| Exercise goal |
Continue the news article below about East Hampton Town's proposed historic landmark program, beginning right after its last sentence.

| Source passage |
East Hampton Town Wants to Protect Landmarks

Property owners could get a zoning bonus, but at least two want to opt out
The 18th-century Baker house on Cross Highway in East Hampton is one of 13 historic houses that East Hampton Town has proposed for special landmark designation. East Hampton Town

A new historic preservation program that would give landmark status to and impose restrictions on a handful of houses throughout East Hampton Town was the subject of discussion during public hearings at Town Hall last Thursday night. The houses under consideration are seen as well-preserved examples of their time periods. 

The proposed special historic landmark program is modeled after an existing one in East Hampton Village. In return for agreeing to comply with standards designed to protect the historical integrity of the houses and their settings, similar to those imposed on all properties in the town’s historic districts, individual homeowners would be allowed to build a second residence on their property, provided both structures do not exceed the maximum square footage allowed under zoning.

The houses that the town wants to designate as special historic landmarks include several on Old Stone Highway in Springs, among them the mid-19th-century Nathan Miller house, the Jonathan Darrow Miller house, circa 1815, and the David Miller house from the late 18th century. Others are in Amagansett, in East Hampton on Three Mile Harbor Road and Cedar Street, and in Wainscott. All of them are on properties of a size where, under current zoning, a much larger house could be built, said Robert Hefner, a historical consultant to the town.

The houses under consideration are on average, said Mr. Hefner, only about a quarter of the size of the ones that could legally replace them. “You can’t build an addition to a historic house three times larger than the historic house and have it retain its integrity,” he said, calling the proposed program “the only practical avenue to their preservation.”

The former Zadoc Bennett house on Three Mile Harbor Road is an example, Mr. Hefner said. It is 1,500 square feet, which is just 13 percent of the 11,600-square-foot residence that could be built in compliance with the zoning code on the 2.3-acre parcel. If unprotected, “it would without question be torn down” to make way for a larger house, he said. If given landmark status, he explained, it would “remain on the property as a guest house, with its own larger house on the property.”

| Given data |

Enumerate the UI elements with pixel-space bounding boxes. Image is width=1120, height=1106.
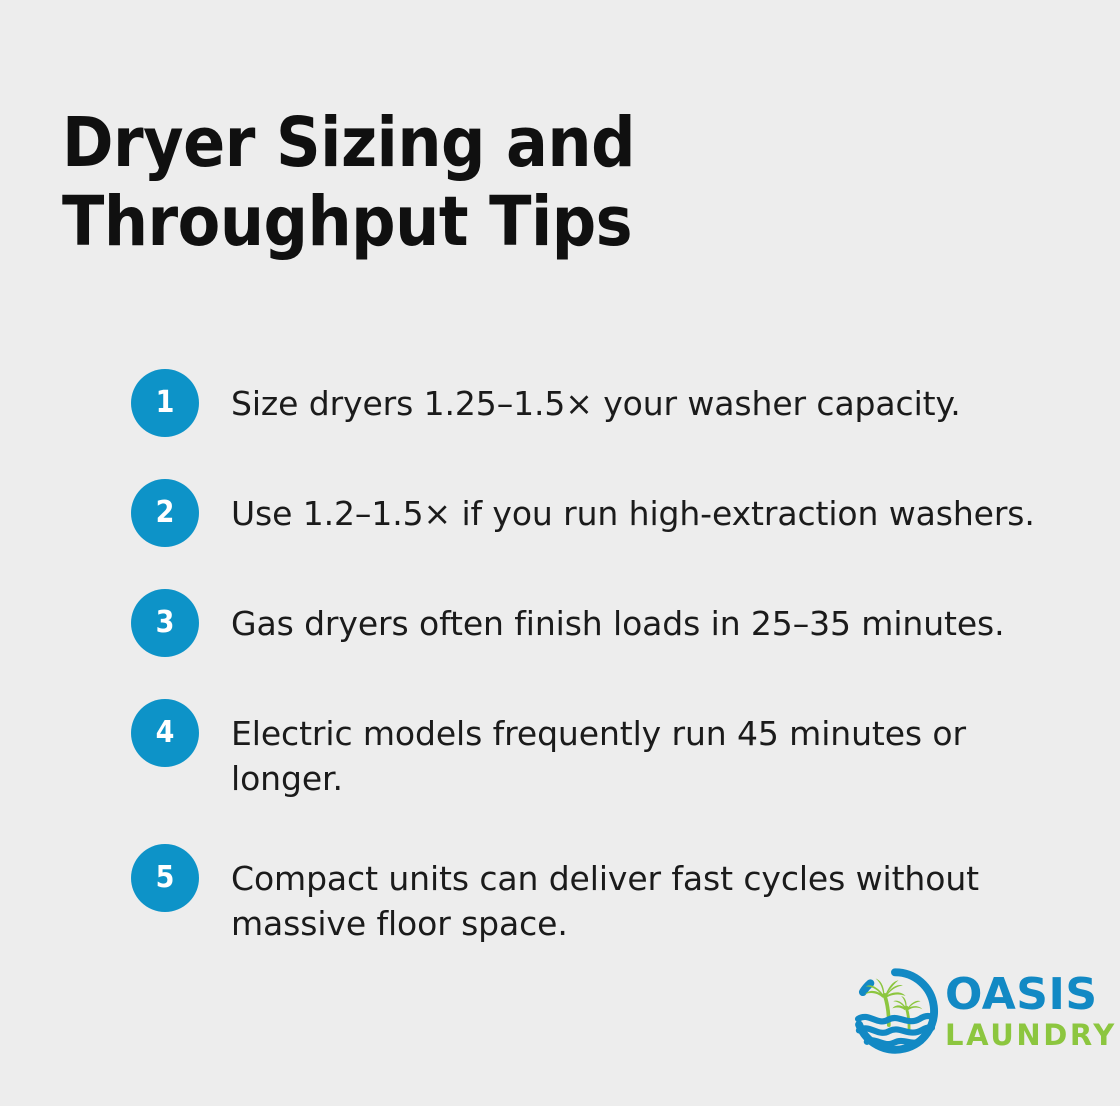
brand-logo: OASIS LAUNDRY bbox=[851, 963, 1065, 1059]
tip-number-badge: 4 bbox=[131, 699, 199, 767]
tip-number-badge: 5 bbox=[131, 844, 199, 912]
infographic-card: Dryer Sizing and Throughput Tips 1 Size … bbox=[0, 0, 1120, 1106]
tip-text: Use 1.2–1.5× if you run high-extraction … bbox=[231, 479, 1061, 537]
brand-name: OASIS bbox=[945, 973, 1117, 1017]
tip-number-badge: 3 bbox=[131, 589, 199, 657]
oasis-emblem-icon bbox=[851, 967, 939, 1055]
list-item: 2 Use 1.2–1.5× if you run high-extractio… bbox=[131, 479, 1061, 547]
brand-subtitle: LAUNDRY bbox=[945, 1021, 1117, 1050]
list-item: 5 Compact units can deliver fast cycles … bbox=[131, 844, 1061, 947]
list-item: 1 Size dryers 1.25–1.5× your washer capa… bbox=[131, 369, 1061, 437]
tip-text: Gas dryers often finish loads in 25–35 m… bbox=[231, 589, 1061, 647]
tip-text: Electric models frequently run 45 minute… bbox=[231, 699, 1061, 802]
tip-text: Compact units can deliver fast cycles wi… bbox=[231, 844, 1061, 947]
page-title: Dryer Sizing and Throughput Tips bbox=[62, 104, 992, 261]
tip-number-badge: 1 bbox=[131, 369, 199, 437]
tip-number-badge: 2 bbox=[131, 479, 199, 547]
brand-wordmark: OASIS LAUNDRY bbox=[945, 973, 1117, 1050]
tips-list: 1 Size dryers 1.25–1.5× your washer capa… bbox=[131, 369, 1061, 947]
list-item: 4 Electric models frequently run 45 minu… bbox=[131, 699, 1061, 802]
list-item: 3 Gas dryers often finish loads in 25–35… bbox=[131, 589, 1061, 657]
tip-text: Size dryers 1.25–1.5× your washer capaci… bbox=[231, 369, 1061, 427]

| Result of this task |
The town board has a list of 13 houses proposed for special landmark designation, down from an original 15. According to Supervisor Larry Cantwell, two homeowners “decided they didn’t want to participate,” and their houses were taken off the list. David and Julie Talmage, owners of the circa 1845 Sineus Edwards house on Fireplace Road in Springs, and Shane Grant and Bianca Barnao, who own the 1892 Nathan Sanford house on Wainscott Main Street, were allowed to opt out.

Mr. Cantwell noted, however, that “the town has authority under zoning, under historic designation laws, to create historic districts and do things that are in the interest of the community as a whole.” Notices have been sent, he said, to the remaining homeowners, inviting them to Town Hall to discuss the proposed program, which, he said, has been “very successful” in the village. 

Only one of the homeowners was on hand at last week’s hearing. John Nealon, the owner of the circa-1697 Thomas Strong house in Wainscott, said that he had understood the program to be voluntary; that property owners would have the option whether to have their house landmarked or not. To have the new designation imposed by the town, he said, “sounds like this is a mandatory taking of property rights.” 

“I think it’s a substantial taking of my property rights,” he said. “I would be adamantly opposed and would seek to retain legal representation. This is not enriching the owners, it’s restricting them substantially.”

Mr. Nealon said he was “very happy in my 2,000-square-foot, 320-year-old house. I have no desire to build a 15,000-square-foot house to go with it, nor could I afford to.”

In his opinion, he said, the zoning change, while limiting what can happen on his property, is “only offering some advantage that’s meaningless to me.” The proposed law is “very well intentioned,” he said, “but as I currently understand it, I can’t support it if it’s mandatory.”

Town Councilwoman Sylvia Overby commented that Mr. Nealon had been “very careful” to preserve his site appropriately. But, she said, enacting historic landmark protections on selected properties is “for in perpetuity.  This is about the character of the community, and maintaining that character.”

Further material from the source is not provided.